Task goal :: Note each line where "Audio" appears, and copy it.

Items ::
*****

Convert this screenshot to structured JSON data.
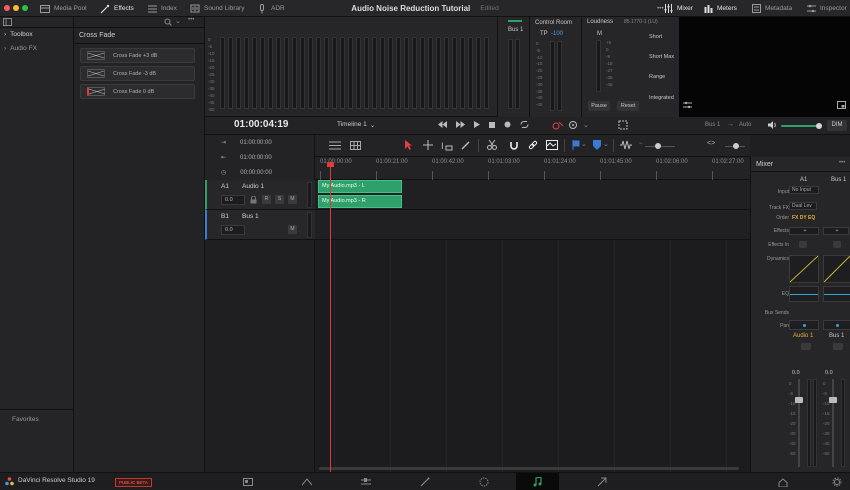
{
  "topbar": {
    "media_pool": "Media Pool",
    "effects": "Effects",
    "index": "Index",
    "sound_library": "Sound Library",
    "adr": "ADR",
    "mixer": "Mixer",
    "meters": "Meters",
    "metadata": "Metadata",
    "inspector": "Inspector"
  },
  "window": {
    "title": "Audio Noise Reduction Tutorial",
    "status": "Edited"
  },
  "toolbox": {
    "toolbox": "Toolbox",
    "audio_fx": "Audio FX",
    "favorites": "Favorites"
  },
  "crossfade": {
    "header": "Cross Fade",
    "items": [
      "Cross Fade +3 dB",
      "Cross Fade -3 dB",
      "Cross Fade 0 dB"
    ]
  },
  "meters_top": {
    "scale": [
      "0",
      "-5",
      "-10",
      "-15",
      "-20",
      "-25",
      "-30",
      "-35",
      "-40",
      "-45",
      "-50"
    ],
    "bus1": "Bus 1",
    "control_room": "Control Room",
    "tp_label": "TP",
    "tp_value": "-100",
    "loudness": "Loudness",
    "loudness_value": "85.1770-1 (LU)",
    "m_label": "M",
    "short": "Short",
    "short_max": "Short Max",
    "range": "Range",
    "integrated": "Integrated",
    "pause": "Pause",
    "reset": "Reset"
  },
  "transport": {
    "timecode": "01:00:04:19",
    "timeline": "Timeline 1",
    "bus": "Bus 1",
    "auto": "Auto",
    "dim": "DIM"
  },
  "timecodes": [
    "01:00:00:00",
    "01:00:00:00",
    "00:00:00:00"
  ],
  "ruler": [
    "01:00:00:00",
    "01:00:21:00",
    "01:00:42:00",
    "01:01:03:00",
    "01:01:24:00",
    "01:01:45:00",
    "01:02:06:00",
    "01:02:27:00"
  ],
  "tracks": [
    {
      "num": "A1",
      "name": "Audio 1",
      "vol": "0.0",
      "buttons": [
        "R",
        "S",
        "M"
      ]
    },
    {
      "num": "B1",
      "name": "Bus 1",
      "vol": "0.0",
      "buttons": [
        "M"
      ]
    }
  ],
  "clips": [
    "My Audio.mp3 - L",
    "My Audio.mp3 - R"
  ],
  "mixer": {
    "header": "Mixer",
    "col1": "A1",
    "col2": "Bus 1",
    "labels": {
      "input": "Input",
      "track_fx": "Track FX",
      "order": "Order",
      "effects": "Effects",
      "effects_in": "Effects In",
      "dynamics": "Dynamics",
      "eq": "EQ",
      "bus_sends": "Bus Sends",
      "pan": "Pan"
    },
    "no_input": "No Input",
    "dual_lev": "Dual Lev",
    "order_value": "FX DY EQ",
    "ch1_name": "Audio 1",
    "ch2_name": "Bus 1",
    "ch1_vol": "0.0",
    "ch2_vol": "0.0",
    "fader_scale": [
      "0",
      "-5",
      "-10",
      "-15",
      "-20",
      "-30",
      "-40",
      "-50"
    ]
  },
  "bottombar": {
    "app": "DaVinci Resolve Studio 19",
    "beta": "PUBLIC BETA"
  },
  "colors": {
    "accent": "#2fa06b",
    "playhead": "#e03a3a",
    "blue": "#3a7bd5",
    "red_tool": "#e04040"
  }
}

*****

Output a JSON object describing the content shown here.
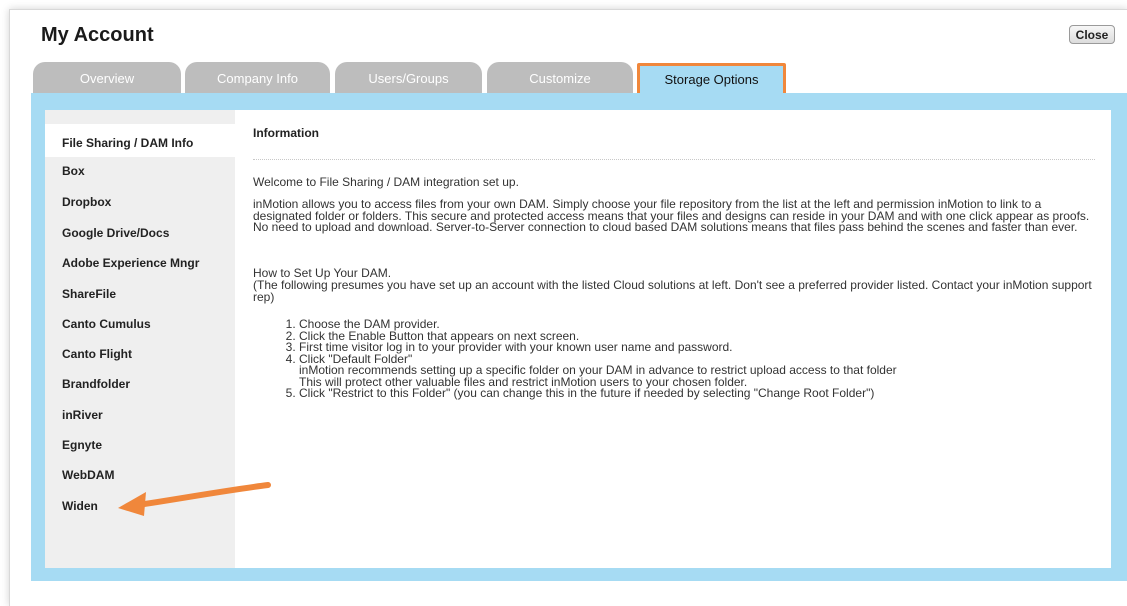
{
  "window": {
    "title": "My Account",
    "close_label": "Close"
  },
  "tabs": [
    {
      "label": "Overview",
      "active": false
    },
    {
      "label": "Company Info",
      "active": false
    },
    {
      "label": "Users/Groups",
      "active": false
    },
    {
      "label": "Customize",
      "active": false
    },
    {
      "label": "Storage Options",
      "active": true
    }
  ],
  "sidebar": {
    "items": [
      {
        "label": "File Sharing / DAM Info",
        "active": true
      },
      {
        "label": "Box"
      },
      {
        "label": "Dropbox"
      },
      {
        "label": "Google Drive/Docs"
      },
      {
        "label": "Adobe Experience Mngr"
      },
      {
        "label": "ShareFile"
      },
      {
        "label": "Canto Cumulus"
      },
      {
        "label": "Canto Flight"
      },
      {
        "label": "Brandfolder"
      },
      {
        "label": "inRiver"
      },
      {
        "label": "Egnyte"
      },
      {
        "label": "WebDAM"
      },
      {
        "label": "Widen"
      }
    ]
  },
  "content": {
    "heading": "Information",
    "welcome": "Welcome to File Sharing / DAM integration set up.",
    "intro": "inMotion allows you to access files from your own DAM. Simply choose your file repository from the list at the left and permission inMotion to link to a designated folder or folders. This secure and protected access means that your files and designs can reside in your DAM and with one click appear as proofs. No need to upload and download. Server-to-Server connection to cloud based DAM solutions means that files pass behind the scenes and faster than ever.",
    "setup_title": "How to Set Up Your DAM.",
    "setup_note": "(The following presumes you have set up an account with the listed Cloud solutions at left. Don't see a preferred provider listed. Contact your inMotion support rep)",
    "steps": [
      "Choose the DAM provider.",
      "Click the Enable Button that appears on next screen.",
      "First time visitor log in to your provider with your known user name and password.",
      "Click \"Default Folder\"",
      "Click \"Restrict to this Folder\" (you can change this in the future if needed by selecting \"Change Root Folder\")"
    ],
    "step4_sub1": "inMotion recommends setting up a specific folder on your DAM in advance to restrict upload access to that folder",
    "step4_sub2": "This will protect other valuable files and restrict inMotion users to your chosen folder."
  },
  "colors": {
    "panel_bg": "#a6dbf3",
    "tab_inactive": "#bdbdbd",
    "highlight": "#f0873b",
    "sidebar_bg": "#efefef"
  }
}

*****

Response below ::
    "title": "Audio Noise Reduction Tutorial",
    "audio_fx": "Audio FX",
      "name": "Audio 1",
    "My Audio.mp3 - L",
    "My Audio.mp3 - R"
    "ch1_name": "Audio 1",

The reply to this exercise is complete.